PROBLEM DESCRIPTION: Copy every line of the listing that holds the string "bilan".

RECORDS SHOWN:
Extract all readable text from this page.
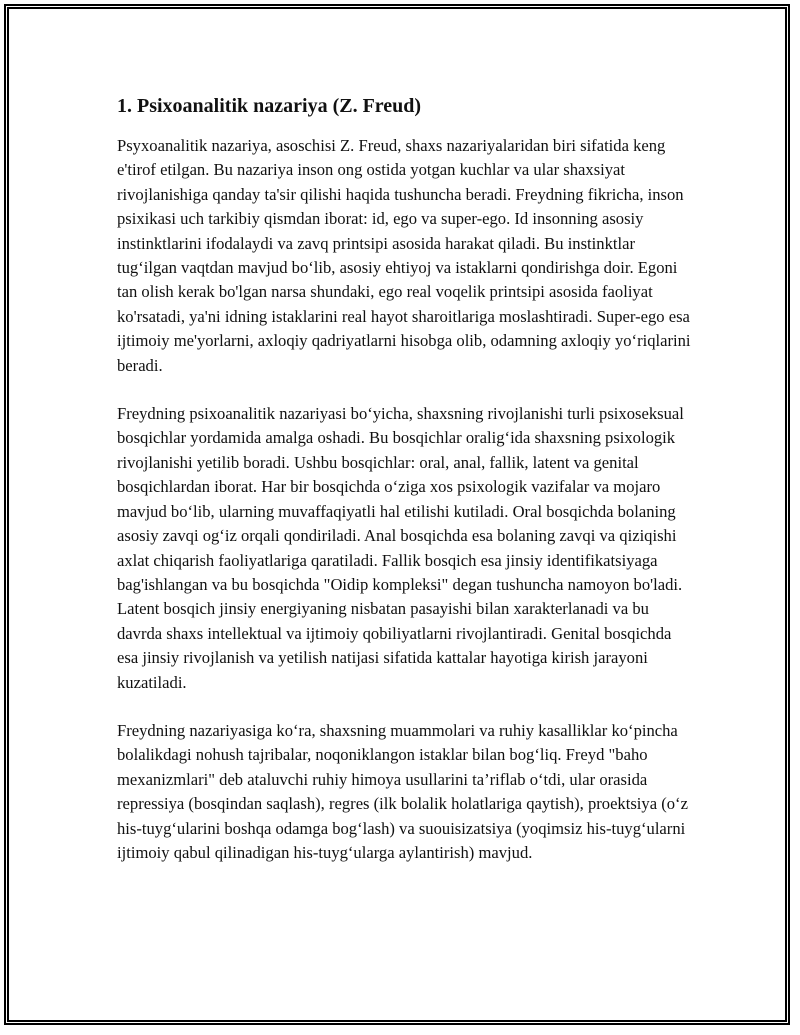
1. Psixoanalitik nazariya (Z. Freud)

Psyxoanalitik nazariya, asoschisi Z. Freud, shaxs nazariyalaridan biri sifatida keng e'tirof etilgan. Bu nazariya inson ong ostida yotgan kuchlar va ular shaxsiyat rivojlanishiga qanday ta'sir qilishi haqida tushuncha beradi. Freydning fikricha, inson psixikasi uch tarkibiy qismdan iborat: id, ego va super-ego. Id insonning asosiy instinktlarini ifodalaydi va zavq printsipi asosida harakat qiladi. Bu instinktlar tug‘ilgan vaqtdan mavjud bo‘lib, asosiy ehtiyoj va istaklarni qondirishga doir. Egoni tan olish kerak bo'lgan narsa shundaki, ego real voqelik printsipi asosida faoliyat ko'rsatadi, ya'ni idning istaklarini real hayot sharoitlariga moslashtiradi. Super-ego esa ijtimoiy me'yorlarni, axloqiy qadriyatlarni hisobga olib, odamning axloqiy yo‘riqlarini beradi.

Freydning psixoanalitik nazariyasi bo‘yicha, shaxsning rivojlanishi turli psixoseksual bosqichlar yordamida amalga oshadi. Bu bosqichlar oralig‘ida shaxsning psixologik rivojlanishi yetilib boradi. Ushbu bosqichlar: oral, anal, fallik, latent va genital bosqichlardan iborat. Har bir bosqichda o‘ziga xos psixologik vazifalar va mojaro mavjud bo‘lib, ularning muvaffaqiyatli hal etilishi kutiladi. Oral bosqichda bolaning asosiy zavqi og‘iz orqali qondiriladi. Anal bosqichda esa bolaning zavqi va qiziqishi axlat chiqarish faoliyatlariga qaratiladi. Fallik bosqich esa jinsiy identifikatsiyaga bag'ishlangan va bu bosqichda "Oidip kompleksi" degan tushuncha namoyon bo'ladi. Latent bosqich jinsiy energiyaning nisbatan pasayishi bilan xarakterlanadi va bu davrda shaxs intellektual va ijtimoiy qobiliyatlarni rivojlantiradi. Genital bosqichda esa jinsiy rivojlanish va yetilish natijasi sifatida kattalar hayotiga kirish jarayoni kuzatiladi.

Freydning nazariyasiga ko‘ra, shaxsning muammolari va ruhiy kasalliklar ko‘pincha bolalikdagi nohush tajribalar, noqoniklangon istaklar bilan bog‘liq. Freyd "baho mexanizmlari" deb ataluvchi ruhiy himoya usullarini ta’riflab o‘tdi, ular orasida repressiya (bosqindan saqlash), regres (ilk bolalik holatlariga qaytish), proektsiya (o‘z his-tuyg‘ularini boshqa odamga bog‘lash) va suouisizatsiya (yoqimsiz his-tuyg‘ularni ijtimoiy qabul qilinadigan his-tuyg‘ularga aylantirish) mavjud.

EXERCISE RESULT:
Freydning psixoanalitik nazariyasi bo‘yicha, shaxsning rivojlanishi turli psixoseksual bosqichlar yordamida amalga oshadi. Bu bosqichlar oralig‘ida shaxsning psixologik rivojlanishi yetilib boradi. Ushbu bosqichlar: oral, anal, fallik, latent va genital bosqichlardan iborat. Har bir bosqichda o‘ziga xos psixologik vazifalar va mojaro mavjud bo‘lib, ularning muvaffaqiyatli hal etilishi kutiladi. Oral bosqichda bolaning asosiy zavqi og‘iz orqali qondiriladi. Anal bosqichda esa bolaning zavqi va qiziqishi axlat chiqarish faoliyatlariga qaratiladi. Fallik bosqich esa jinsiy identifikatsiyaga bag'ishlangan va bu bosqichda "Oidip kompleksi" degan tushuncha namoyon bo'ladi. Latent bosqich jinsiy energiyaning nisbatan pasayishi bilan xarakterlanadi va bu davrda shaxs intellektual va ijtimoiy qobiliyatlarni rivojlantiradi. Genital bosqichda esa jinsiy rivojlanish va yetilish natijasi sifatida kattalar hayotiga kirish jarayoni kuzatiladi.
Freydning nazariyasiga ko‘ra, shaxsning muammolari va ruhiy kasalliklar ko‘pincha bolalikdagi nohush tajribalar, noqoniklangon istaklar bilan bog‘liq. Freyd "baho mexanizmlari" deb ataluvchi ruhiy himoya usullarini ta’riflab o‘tdi, ular orasida repressiya (bosqindan saqlash), regres (ilk bolalik holatlariga qaytish), proektsiya (o‘z his-tuyg‘ularini boshqa odamga bog‘lash) va suouisizatsiya (yoqimsiz his-tuyg‘ularni ijtimoiy qabul qilinadigan his-tuyg‘ularga aylantirish) mavjud.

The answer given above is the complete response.